• [Written problem]:
Transcribe the records below exactly, leaving out any pictures.

• [Information shown]:
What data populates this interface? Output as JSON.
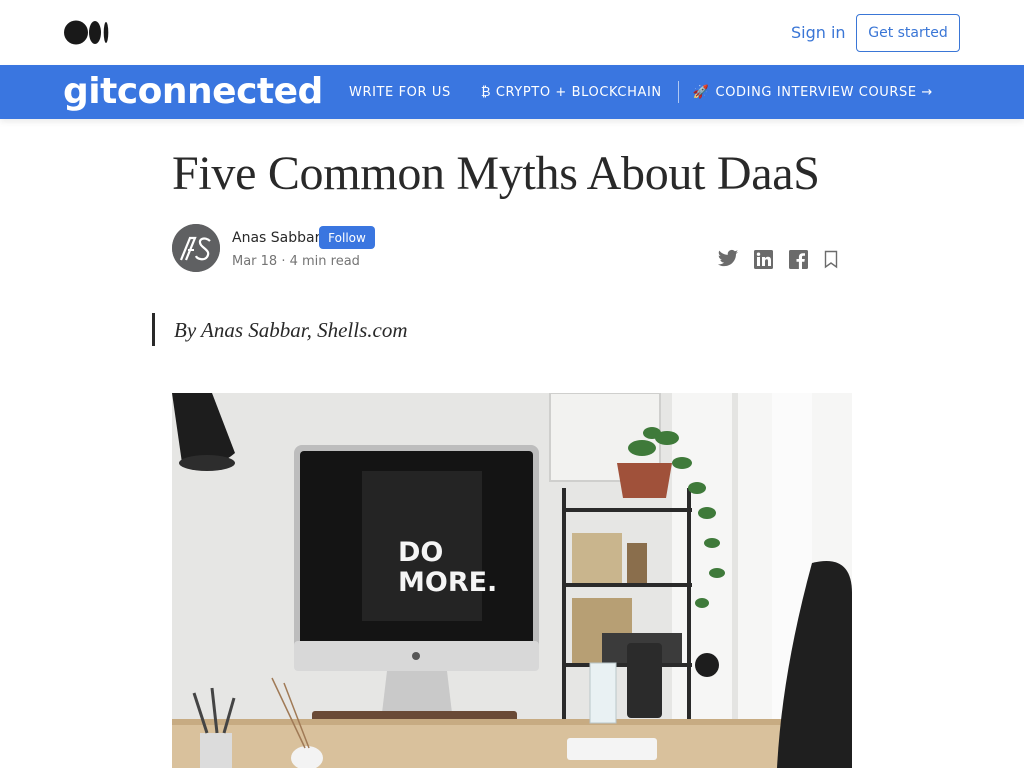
{
  "header": {
    "logo_icon": "medium-logo-icon",
    "signin_label": "Sign in",
    "get_started_label": "Get started"
  },
  "publication": {
    "logo_text": "gitconnected",
    "nav": {
      "write_for_us": "WRITE FOR US",
      "crypto": "₿ CRYPTO + BLOCKCHAIN",
      "coding_course": "CODING INTERVIEW COURSE →"
    },
    "bar_color": "#3a76e0"
  },
  "article": {
    "title": "Five Common Myths About DaaS",
    "author": {
      "name": "Anas Sabbar",
      "initials": "AS",
      "follow_label": "Follow"
    },
    "date": "Mar 18",
    "read_time": "4 min read",
    "byline_quote": "By Anas Sabbar, Shells.com",
    "hero_screen_text": [
      "DO",
      "MORE."
    ]
  },
  "share_icons": [
    "twitter-icon",
    "linkedin-icon",
    "facebook-icon",
    "bookmark-icon"
  ],
  "colors": {
    "accent": "#3a76d6",
    "text": "#292929",
    "muted": "#757575"
  }
}
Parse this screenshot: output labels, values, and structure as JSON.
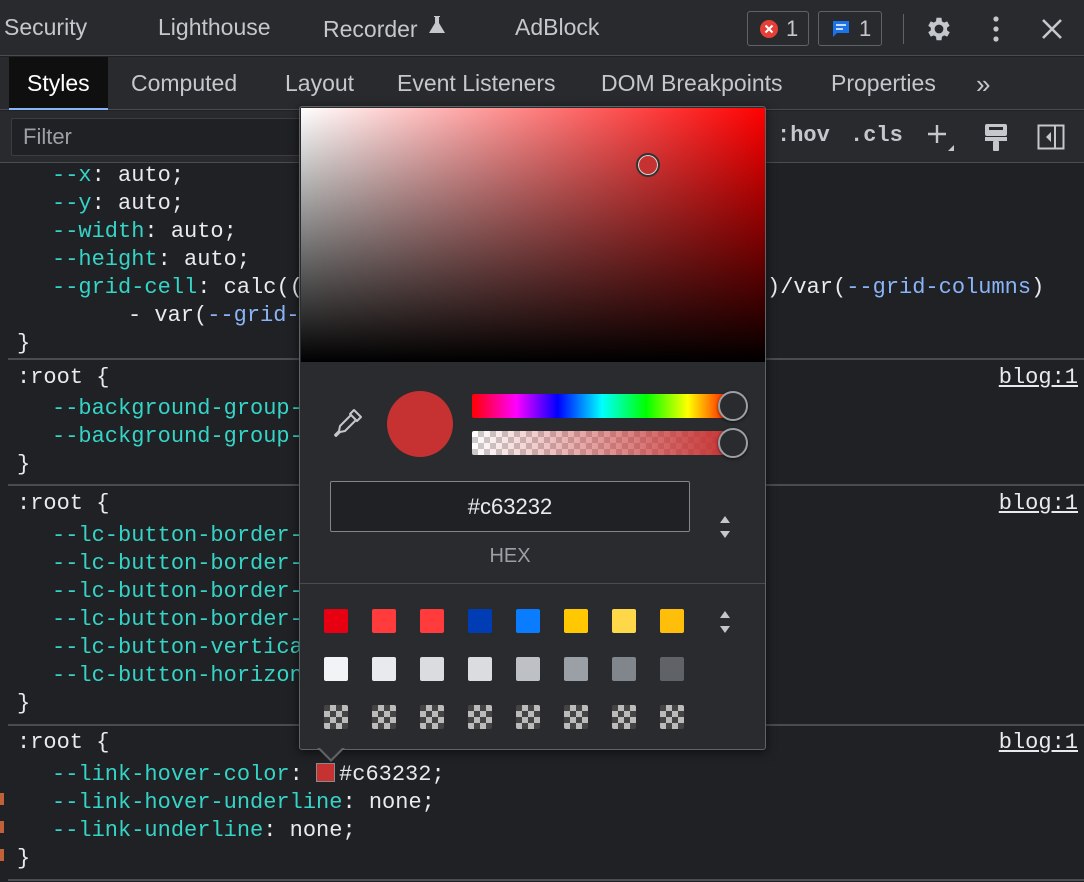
{
  "top_tabs": [
    "Security",
    "Lighthouse",
    "Recorder",
    "AdBlock"
  ],
  "badges": {
    "errors": "1",
    "messages": "1"
  },
  "sub_tabs": [
    "Styles",
    "Computed",
    "Layout",
    "Event Listeners",
    "DOM Breakpoints",
    "Properties"
  ],
  "more_tabs": "»",
  "filter": {
    "placeholder": "Filter",
    "hov": ":hov",
    "cls": ".cls"
  },
  "code": {
    "block1": {
      "lines": [
        {
          "prop": "--x",
          "value": "auto;"
        },
        {
          "prop": "--y",
          "value": "auto;"
        },
        {
          "prop": "--width",
          "value": "auto;"
        },
        {
          "prop": "--height",
          "value": "auto;"
        }
      ],
      "grid_cell_prop": "--grid-cell",
      "grid_cell_start": "calc((",
      "grid_cell_end": ")/var(",
      "grid_columns": "--grid-columns",
      "grid_cell_close": ")",
      "cont_prefix": "- var(",
      "cont_var": "--grid-",
      "close": "}"
    },
    "block2": {
      "selector": ":root {",
      "source": "blog:1",
      "props": [
        "--background-group-",
        "--background-group-"
      ],
      "close": "}"
    },
    "block3": {
      "selector": ":root {",
      "source": "blog:1",
      "props": [
        "--lc-button-border-",
        "--lc-button-border-",
        "--lc-button-border-",
        "--lc-button-border-",
        "--lc-button-vertica",
        "--lc-button-horizon"
      ],
      "close": "}"
    },
    "block4": {
      "selector": ":root {",
      "source": "blog:1",
      "lines": [
        {
          "prop": "--link-hover-color",
          "value": "#c63232;"
        },
        {
          "prop": "--link-hover-underline",
          "value": "none;"
        },
        {
          "prop": "--link-underline",
          "value": "none;"
        }
      ],
      "close": "}"
    }
  },
  "color_picker": {
    "color": "#c63232",
    "hex_value": "#c63232",
    "format_label": "HEX",
    "palette": [
      [
        "#e60012",
        "#ff3b3b",
        "#ff3b3b",
        "#003cb4",
        "#0a7cff",
        "#ffc800",
        "#ffd84a",
        "#ffbe0a"
      ],
      [
        "#f1f3f4",
        "#e8eaed",
        "#dadce0",
        "#dadce0",
        "#bdc1c6",
        "#9aa0a6",
        "#80868b",
        "#5f6368"
      ]
    ]
  },
  "colors": {
    "accent_blue": "#8ab4f8",
    "property_teal": "#35d4c7",
    "error_red": "#e63f37",
    "message_blue": "#1a73e8"
  }
}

• [Response]:
What data populates this interface? Output as JSON.
{
  "header": {
    "logo_icon": "medium-logo-icon",
    "signin_label": "Sign in",
    "get_started_label": "Get started"
  },
  "publication": {
    "logo_text": "gitconnected",
    "nav": {
      "write_for_us": "WRITE FOR US",
      "crypto": "₿ CRYPTO + BLOCKCHAIN",
      "coding_course": "CODING INTERVIEW COURSE →"
    },
    "bar_color": "#3a76e0"
  },
  "article": {
    "title": "Five Common Myths About DaaS",
    "author": {
      "name": "Anas Sabbar",
      "initials": "AS",
      "follow_label": "Follow"
    },
    "date": "Mar 18",
    "read_time": "4 min read",
    "byline_quote": "By Anas Sabbar, Shells.com",
    "hero_screen_text": [
      "DO",
      "MORE."
    ]
  },
  "share_icons": [
    "twitter-icon",
    "linkedin-icon",
    "facebook-icon",
    "bookmark-icon"
  ],
  "colors": {
    "accent": "#3a76d6",
    "text": "#292929",
    "muted": "#757575"
  }
}
Parse this screenshot: output labels, values, and structure as JSON.
{
  "top_tabs": [
    "Security",
    "Lighthouse",
    "Recorder",
    "AdBlock"
  ],
  "badges": {
    "errors": "1",
    "messages": "1"
  },
  "sub_tabs": [
    "Styles",
    "Computed",
    "Layout",
    "Event Listeners",
    "DOM Breakpoints",
    "Properties"
  ],
  "more_tabs": "»",
  "filter": {
    "placeholder": "Filter",
    "hov": ":hov",
    "cls": ".cls"
  },
  "code": {
    "block1": {
      "lines": [
        {
          "prop": "--x",
          "value": "auto;"
        },
        {
          "prop": "--y",
          "value": "auto;"
        },
        {
          "prop": "--width",
          "value": "auto;"
        },
        {
          "prop": "--height",
          "value": "auto;"
        }
      ],
      "grid_cell_prop": "--grid-cell",
      "grid_cell_start": "calc((",
      "grid_cell_end": ")/var(",
      "grid_columns": "--grid-columns",
      "grid_cell_close": ")",
      "cont_prefix": "- var(",
      "cont_var": "--grid-",
      "close": "}"
    },
    "block2": {
      "selector": ":root {",
      "source": "blog:1",
      "props": [
        "--background-group-",
        "--background-group-"
      ],
      "close": "}"
    },
    "block3": {
      "selector": ":root {",
      "source": "blog:1",
      "props": [
        "--lc-button-border-",
        "--lc-button-border-",
        "--lc-button-border-",
        "--lc-button-border-",
        "--lc-button-vertica",
        "--lc-button-horizon"
      ],
      "close": "}"
    },
    "block4": {
      "selector": ":root {",
      "source": "blog:1",
      "lines": [
        {
          "prop": "--link-hover-color",
          "value": "#c63232;"
        },
        {
          "prop": "--link-hover-underline",
          "value": "none;"
        },
        {
          "prop": "--link-underline",
          "value": "none;"
        }
      ],
      "close": "}"
    }
  },
  "color_picker": {
    "color": "#c63232",
    "hex_value": "#c63232",
    "format_label": "HEX",
    "palette": [
      [
        "#e60012",
        "#ff3b3b",
        "#ff3b3b",
        "#003cb4",
        "#0a7cff",
        "#ffc800",
        "#ffd84a",
        "#ffbe0a"
      ],
      [
        "#f1f3f4",
        "#e8eaed",
        "#dadce0",
        "#dadce0",
        "#bdc1c6",
        "#9aa0a6",
        "#80868b",
        "#5f6368"
      ]
    ]
  },
  "colors": {
    "accent_blue": "#8ab4f8",
    "property_teal": "#35d4c7",
    "error_red": "#e63f37",
    "message_blue": "#1a73e8"
  }
}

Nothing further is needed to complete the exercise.